## START STORED DATA

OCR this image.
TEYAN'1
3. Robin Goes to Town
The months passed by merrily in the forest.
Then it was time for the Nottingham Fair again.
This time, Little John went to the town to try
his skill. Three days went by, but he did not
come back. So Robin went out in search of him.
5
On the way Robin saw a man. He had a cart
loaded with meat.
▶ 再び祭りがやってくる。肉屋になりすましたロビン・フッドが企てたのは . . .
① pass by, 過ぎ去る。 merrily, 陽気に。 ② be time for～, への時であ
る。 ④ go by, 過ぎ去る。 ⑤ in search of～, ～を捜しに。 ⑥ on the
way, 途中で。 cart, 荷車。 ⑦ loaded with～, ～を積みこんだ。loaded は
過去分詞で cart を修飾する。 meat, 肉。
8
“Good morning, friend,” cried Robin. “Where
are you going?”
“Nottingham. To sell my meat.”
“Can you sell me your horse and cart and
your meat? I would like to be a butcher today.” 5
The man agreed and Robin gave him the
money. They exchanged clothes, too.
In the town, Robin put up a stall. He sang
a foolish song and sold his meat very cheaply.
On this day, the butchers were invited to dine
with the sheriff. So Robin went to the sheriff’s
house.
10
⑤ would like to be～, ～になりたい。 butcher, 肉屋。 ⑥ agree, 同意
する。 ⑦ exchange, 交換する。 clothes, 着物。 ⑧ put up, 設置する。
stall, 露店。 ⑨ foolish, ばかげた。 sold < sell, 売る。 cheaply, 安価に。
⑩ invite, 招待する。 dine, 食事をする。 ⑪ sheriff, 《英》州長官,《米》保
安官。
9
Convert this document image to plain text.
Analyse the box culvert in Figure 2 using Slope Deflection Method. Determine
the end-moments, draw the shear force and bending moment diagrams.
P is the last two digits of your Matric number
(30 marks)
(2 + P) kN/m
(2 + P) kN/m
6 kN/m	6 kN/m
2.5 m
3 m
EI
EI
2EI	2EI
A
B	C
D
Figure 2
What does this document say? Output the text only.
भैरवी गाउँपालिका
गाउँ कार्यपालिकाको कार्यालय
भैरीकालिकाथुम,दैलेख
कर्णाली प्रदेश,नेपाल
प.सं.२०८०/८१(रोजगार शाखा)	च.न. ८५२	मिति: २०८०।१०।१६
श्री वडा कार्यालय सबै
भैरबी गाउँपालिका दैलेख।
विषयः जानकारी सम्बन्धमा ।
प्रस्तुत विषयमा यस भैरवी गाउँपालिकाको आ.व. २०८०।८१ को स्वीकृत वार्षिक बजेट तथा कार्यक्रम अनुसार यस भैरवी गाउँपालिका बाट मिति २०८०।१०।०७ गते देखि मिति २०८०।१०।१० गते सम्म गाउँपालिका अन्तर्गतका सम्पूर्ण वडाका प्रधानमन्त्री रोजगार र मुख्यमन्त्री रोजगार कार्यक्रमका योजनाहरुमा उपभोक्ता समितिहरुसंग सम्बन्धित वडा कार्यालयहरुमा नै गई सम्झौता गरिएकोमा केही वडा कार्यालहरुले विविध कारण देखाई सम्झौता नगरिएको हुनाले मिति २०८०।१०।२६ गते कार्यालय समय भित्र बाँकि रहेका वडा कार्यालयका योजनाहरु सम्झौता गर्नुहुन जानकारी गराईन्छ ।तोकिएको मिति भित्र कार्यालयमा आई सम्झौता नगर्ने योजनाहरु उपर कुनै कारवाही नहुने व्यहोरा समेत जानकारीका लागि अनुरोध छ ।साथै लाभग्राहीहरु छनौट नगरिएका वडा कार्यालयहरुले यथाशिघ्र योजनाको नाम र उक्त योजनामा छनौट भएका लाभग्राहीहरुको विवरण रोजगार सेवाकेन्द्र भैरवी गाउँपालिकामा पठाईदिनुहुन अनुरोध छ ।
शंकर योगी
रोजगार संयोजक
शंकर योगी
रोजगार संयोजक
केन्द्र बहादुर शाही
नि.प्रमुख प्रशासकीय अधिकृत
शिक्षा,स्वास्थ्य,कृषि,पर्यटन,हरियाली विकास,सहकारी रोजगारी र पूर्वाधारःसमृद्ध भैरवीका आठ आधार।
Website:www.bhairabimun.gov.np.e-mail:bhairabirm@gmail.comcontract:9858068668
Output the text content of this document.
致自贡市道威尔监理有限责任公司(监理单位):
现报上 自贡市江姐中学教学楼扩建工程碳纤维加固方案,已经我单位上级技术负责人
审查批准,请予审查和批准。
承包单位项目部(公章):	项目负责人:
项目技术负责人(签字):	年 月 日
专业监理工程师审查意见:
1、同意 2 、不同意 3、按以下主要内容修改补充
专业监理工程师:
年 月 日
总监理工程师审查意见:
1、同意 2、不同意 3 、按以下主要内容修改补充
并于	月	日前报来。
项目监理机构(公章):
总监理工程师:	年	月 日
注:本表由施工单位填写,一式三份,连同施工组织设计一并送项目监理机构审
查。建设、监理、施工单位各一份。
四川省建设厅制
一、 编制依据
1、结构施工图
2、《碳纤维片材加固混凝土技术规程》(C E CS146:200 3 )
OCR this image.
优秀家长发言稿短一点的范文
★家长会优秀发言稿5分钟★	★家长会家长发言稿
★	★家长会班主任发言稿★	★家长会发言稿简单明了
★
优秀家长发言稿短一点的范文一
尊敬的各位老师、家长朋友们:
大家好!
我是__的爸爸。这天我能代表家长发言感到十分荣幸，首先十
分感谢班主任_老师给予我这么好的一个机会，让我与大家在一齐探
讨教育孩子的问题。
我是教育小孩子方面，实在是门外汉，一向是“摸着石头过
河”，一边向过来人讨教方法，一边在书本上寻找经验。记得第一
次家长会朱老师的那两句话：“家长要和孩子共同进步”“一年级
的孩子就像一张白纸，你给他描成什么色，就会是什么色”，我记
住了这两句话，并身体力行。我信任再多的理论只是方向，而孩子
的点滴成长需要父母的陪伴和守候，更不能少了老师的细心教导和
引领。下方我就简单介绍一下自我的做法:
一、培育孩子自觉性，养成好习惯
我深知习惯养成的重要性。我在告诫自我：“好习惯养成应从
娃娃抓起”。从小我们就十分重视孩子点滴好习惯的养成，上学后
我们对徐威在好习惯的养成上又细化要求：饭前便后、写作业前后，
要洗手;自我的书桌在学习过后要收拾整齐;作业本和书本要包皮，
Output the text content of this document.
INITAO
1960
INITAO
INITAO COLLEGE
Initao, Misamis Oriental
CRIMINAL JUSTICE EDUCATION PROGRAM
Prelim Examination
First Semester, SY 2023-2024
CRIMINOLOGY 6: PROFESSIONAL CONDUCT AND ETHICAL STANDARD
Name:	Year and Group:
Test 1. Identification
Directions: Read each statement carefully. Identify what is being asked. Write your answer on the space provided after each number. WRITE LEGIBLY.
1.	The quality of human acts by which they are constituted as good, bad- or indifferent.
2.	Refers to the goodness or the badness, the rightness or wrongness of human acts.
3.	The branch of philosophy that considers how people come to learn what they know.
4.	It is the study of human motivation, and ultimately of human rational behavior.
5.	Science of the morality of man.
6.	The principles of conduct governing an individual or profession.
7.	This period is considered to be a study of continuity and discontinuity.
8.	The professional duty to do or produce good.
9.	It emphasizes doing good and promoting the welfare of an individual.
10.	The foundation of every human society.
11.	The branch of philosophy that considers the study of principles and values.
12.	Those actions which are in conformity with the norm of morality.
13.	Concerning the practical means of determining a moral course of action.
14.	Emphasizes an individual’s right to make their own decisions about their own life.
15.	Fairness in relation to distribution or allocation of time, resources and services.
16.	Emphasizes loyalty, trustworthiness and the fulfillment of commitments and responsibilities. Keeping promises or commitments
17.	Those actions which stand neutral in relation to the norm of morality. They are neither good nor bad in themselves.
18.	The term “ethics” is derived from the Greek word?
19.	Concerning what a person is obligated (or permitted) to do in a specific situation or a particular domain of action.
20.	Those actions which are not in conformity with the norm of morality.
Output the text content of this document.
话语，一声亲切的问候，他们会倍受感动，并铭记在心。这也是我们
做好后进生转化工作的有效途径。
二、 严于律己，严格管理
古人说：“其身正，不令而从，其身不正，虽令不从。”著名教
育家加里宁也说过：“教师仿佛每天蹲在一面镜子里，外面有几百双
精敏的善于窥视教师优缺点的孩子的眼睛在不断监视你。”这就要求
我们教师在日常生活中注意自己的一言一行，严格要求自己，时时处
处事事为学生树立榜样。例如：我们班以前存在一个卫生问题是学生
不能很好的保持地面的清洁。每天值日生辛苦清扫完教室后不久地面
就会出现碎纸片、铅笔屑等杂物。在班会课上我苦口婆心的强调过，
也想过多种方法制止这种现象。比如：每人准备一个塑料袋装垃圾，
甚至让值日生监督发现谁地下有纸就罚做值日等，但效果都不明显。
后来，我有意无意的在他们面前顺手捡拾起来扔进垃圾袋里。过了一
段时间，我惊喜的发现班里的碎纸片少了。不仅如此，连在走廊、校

## END STORED DATA

• _WHAT THE TASK ASKS_
State how many lines above contain the string "would", with no other words.

• _WRITTEN SOLUTION_
2